### The task
Your task is to copy every line of the records below that contains "data".
* * * * * * * * *
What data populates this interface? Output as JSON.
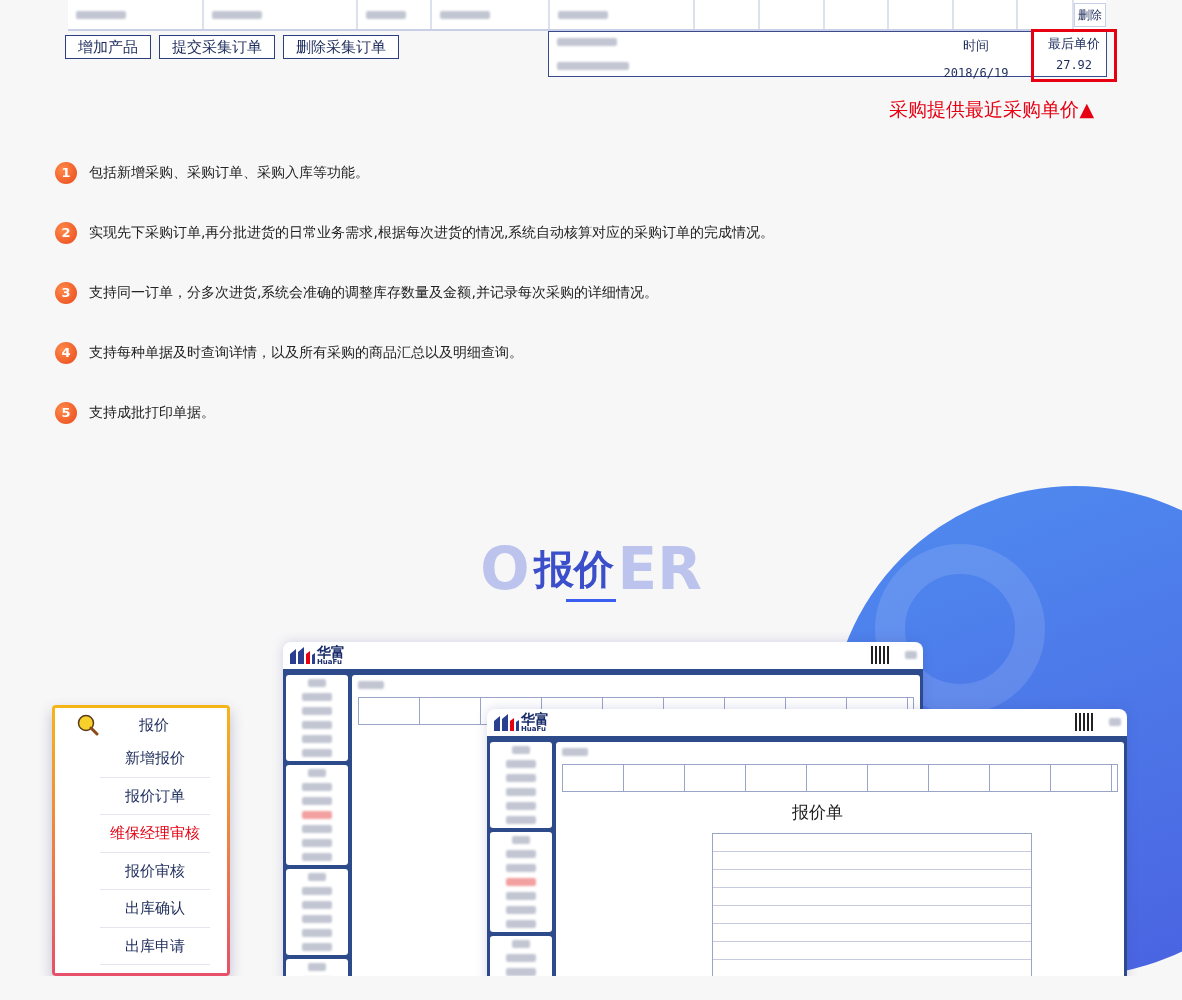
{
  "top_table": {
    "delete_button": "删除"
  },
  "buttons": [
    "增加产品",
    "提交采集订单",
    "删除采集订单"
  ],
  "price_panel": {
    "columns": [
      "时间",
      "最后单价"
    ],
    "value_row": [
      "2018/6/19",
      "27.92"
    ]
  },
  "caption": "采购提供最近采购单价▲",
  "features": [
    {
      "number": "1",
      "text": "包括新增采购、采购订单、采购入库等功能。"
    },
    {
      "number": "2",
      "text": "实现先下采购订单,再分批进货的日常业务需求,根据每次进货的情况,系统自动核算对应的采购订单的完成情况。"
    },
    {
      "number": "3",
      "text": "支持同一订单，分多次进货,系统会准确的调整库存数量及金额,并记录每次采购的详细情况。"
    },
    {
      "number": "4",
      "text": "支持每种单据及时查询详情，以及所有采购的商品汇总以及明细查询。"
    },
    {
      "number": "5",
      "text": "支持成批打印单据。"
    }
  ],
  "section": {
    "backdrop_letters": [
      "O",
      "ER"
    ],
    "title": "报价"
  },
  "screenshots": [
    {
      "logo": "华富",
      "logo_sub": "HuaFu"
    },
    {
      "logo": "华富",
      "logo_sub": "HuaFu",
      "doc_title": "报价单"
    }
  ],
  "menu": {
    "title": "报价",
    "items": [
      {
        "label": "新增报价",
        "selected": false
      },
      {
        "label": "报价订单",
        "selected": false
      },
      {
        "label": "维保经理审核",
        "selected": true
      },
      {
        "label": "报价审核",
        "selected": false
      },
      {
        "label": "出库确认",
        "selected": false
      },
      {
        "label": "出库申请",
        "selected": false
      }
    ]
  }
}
* * * * * * * * *
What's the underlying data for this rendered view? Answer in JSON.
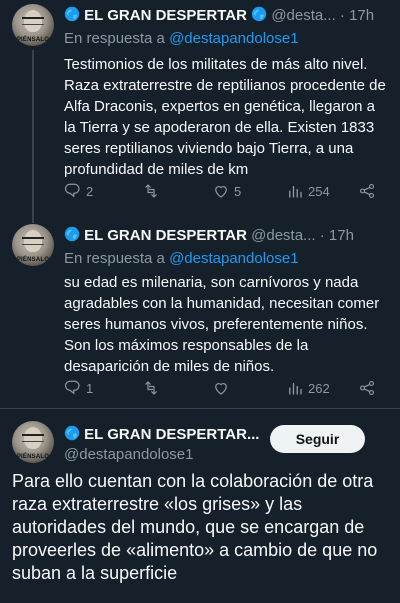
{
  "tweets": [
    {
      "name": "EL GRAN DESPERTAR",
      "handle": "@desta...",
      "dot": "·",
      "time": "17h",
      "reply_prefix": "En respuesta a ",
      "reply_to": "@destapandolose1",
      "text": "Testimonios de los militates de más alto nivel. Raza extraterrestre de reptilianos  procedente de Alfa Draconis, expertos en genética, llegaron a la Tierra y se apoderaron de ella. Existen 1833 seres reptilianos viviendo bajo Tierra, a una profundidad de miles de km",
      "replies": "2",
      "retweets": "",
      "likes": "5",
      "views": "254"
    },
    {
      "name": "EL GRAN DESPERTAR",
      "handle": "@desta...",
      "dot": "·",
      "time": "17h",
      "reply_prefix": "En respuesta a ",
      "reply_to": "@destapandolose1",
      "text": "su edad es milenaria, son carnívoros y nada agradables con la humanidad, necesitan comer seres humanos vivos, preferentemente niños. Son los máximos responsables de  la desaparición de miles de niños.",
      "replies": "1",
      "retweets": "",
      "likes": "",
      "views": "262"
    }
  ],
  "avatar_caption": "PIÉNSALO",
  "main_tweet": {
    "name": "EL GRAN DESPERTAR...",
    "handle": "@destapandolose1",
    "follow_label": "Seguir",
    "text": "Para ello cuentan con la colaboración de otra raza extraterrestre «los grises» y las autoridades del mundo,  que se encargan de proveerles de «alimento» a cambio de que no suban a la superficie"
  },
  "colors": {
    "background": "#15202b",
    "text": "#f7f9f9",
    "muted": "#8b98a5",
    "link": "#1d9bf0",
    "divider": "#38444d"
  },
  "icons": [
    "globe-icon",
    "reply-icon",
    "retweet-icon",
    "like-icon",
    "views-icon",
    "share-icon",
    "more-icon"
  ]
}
* * * * * * * * *
### Written solution
What data populates this interface? Output as JSON.
What's the underlying data for this rendered view? Answer in JSON.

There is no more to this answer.